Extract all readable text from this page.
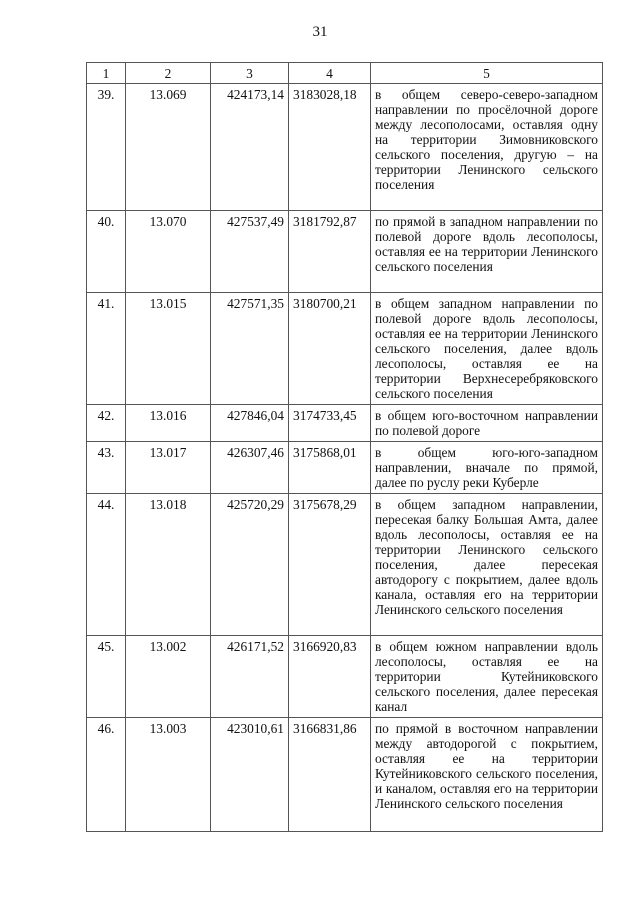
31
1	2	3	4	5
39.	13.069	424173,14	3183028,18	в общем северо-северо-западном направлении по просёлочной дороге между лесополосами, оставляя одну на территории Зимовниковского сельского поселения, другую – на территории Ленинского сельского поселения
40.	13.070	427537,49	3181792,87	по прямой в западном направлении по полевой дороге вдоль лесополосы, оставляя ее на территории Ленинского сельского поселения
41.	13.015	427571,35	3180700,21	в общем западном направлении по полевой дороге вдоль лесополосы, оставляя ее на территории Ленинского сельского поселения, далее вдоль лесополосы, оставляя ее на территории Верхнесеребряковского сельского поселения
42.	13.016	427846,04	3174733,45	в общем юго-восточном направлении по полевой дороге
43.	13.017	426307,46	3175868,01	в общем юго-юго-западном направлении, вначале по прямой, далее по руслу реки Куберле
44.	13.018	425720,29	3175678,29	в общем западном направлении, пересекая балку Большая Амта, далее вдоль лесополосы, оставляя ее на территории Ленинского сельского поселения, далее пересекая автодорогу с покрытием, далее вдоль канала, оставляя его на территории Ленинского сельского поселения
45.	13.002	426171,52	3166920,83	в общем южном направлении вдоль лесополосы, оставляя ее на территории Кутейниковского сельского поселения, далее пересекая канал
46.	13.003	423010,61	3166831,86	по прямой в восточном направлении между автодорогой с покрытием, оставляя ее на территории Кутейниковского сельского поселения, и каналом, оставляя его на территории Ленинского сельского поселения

--- --- ---

▶ **Job**:
Omitting all images, print the listing exactly.

▶ **Task result**:
Extract all readable text from this page.
31
1	2	3	4	5
39.	13.069	424173,14	3183028,18	в общем северо-северо-западном направлении по просёлочной дороге между лесополосами, оставляя одну на территории Зимовниковского сельского поселения, другую – на территории Ленинского сельского поселения
40.	13.070	427537,49	3181792,87	по прямой в западном направлении по полевой дороге вдоль лесополосы, оставляя ее на территории Ленинского сельского поселения
41.	13.015	427571,35	3180700,21	в общем западном направлении по полевой дороге вдоль лесополосы, оставляя ее на территории Ленинского сельского поселения, далее вдоль лесополосы, оставляя ее на территории Верхнесеребряковского сельского поселения
42.	13.016	427846,04	3174733,45	в общем юго-восточном направлении по полевой дороге
43.	13.017	426307,46	3175868,01	в общем юго-юго-западном направлении, вначале по прямой, далее по руслу реки Куберле
44.	13.018	425720,29	3175678,29	в общем западном направлении, пересекая балку Большая Амта, далее вдоль лесополосы, оставляя ее на территории Ленинского сельского поселения, далее пересекая автодорогу с покрытием, далее вдоль канала, оставляя его на территории Ленинского сельского поселения
45.	13.002	426171,52	3166920,83	в общем южном направлении вдоль лесополосы, оставляя ее на территории Кутейниковского сельского поселения, далее пересекая канал
46.	13.003	423010,61	3166831,86	по прямой в восточном направлении между автодорогой с покрытием, оставляя ее на территории Кутейниковского сельского поселения, и каналом, оставляя его на территории Ленинского сельского поселения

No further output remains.